Your goal
Here are some records; return them all exactly.

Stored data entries
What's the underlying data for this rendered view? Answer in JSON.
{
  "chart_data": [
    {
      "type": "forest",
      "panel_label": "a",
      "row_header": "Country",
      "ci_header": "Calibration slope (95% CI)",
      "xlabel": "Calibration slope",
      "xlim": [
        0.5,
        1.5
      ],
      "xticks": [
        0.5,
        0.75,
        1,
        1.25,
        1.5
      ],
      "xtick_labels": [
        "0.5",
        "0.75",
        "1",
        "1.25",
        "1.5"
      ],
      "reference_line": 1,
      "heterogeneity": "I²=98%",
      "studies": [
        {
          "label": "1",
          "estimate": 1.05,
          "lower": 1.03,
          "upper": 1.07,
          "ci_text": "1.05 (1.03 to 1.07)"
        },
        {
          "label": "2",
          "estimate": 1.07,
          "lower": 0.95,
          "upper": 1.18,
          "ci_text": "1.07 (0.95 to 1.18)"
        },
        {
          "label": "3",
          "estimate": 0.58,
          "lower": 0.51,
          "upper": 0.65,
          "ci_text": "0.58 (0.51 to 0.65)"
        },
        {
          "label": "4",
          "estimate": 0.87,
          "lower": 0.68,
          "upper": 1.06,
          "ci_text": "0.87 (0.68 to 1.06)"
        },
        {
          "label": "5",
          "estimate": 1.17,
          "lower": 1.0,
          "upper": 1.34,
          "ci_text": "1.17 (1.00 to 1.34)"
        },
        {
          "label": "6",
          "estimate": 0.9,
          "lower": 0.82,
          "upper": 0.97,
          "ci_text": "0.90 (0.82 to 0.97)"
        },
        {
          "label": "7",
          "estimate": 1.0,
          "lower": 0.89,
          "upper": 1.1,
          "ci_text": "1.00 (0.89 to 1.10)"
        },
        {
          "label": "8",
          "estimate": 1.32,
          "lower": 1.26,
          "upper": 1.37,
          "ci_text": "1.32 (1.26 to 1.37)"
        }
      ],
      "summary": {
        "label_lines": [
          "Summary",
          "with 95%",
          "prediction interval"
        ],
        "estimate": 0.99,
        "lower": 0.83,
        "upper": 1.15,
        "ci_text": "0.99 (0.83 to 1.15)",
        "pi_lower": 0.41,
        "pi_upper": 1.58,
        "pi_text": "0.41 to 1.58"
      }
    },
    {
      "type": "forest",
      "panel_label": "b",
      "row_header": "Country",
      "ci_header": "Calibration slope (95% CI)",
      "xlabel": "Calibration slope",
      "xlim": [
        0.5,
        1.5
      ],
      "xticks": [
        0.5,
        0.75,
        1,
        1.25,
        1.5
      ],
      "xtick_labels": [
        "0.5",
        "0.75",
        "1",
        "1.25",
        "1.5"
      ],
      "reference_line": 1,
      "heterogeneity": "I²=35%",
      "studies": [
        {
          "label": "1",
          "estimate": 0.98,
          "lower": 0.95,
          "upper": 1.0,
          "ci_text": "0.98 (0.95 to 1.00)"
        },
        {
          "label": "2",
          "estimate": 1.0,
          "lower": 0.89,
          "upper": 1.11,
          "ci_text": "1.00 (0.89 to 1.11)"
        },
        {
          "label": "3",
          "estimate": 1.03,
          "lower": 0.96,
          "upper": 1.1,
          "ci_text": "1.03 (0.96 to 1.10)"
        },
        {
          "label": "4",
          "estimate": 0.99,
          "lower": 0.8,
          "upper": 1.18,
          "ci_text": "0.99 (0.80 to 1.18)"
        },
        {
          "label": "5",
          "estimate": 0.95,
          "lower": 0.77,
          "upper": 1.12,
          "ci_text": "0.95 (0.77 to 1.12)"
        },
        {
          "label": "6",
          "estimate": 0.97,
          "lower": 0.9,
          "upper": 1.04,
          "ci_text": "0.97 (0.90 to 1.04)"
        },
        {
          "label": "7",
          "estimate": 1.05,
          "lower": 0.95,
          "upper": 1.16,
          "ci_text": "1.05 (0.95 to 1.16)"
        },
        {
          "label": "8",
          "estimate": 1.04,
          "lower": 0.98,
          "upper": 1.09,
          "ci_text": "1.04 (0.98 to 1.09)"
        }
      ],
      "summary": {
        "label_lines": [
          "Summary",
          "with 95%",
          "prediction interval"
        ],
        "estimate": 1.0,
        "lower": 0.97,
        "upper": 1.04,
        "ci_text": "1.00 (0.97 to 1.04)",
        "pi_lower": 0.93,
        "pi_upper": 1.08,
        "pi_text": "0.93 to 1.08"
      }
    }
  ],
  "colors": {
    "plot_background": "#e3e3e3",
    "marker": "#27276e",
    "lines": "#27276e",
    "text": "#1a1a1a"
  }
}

Result of this task
What's the underlying data for this rendered view? Answer in JSON.
{
  "chart_data": [
    {
      "type": "forest",
      "panel_label": "a",
      "row_header": "Country",
      "ci_header": "Calibration slope (95% CI)",
      "xlabel": "Calibration slope",
      "xlim": [
        0.5,
        1.5
      ],
      "xticks": [
        0.5,
        0.75,
        1,
        1.25,
        1.5
      ],
      "xtick_labels": [
        "0.5",
        "0.75",
        "1",
        "1.25",
        "1.5"
      ],
      "reference_line": 1,
      "heterogeneity": "I²=98%",
      "studies": [
        {
          "label": "1",
          "estimate": 1.05,
          "lower": 1.03,
          "upper": 1.07,
          "ci_text": "1.05 (1.03 to 1.07)"
        },
        {
          "label": "2",
          "estimate": 1.07,
          "lower": 0.95,
          "upper": 1.18,
          "ci_text": "1.07 (0.95 to 1.18)"
        },
        {
          "label": "3",
          "estimate": 0.58,
          "lower": 0.51,
          "upper": 0.65,
          "ci_text": "0.58 (0.51 to 0.65)"
        },
        {
          "label": "4",
          "estimate": 0.87,
          "lower": 0.68,
          "upper": 1.06,
          "ci_text": "0.87 (0.68 to 1.06)"
        },
        {
          "label": "5",
          "estimate": 1.17,
          "lower": 1.0,
          "upper": 1.34,
          "ci_text": "1.17 (1.00 to 1.34)"
        },
        {
          "label": "6",
          "estimate": 0.9,
          "lower": 0.82,
          "upper": 0.97,
          "ci_text": "0.90 (0.82 to 0.97)"
        },
        {
          "label": "7",
          "estimate": 1.0,
          "lower": 0.89,
          "upper": 1.1,
          "ci_text": "1.00 (0.89 to 1.10)"
        },
        {
          "label": "8",
          "estimate": 1.32,
          "lower": 1.26,
          "upper": 1.37,
          "ci_text": "1.32 (1.26 to 1.37)"
        }
      ],
      "summary": {
        "label_lines": [
          "Summary",
          "with 95%",
          "prediction interval"
        ],
        "estimate": 0.99,
        "lower": 0.83,
        "upper": 1.15,
        "ci_text": "0.99 (0.83 to 1.15)",
        "pi_lower": 0.41,
        "pi_upper": 1.58,
        "pi_text": "0.41 to 1.58"
      }
    },
    {
      "type": "forest",
      "panel_label": "b",
      "row_header": "Country",
      "ci_header": "Calibration slope (95% CI)",
      "xlabel": "Calibration slope",
      "xlim": [
        0.5,
        1.5
      ],
      "xticks": [
        0.5,
        0.75,
        1,
        1.25,
        1.5
      ],
      "xtick_labels": [
        "0.5",
        "0.75",
        "1",
        "1.25",
        "1.5"
      ],
      "reference_line": 1,
      "heterogeneity": "I²=35%",
      "studies": [
        {
          "label": "1",
          "estimate": 0.98,
          "lower": 0.95,
          "upper": 1.0,
          "ci_text": "0.98 (0.95 to 1.00)"
        },
        {
          "label": "2",
          "estimate": 1.0,
          "lower": 0.89,
          "upper": 1.11,
          "ci_text": "1.00 (0.89 to 1.11)"
        },
        {
          "label": "3",
          "estimate": 1.03,
          "lower": 0.96,
          "upper": 1.1,
          "ci_text": "1.03 (0.96 to 1.10)"
        },
        {
          "label": "4",
          "estimate": 0.99,
          "lower": 0.8,
          "upper": 1.18,
          "ci_text": "0.99 (0.80 to 1.18)"
        },
        {
          "label": "5",
          "estimate": 0.95,
          "lower": 0.77,
          "upper": 1.12,
          "ci_text": "0.95 (0.77 to 1.12)"
        },
        {
          "label": "6",
          "estimate": 0.97,
          "lower": 0.9,
          "upper": 1.04,
          "ci_text": "0.97 (0.90 to 1.04)"
        },
        {
          "label": "7",
          "estimate": 1.05,
          "lower": 0.95,
          "upper": 1.16,
          "ci_text": "1.05 (0.95 to 1.16)"
        },
        {
          "label": "8",
          "estimate": 1.04,
          "lower": 0.98,
          "upper": 1.09,
          "ci_text": "1.04 (0.98 to 1.09)"
        }
      ],
      "summary": {
        "label_lines": [
          "Summary",
          "with 95%",
          "prediction interval"
        ],
        "estimate": 1.0,
        "lower": 0.97,
        "upper": 1.04,
        "ci_text": "1.00 (0.97 to 1.04)",
        "pi_lower": 0.93,
        "pi_upper": 1.08,
        "pi_text": "0.93 to 1.08"
      }
    }
  ],
  "colors": {
    "plot_background": "#e3e3e3",
    "marker": "#27276e",
    "lines": "#27276e",
    "text": "#1a1a1a"
  }
}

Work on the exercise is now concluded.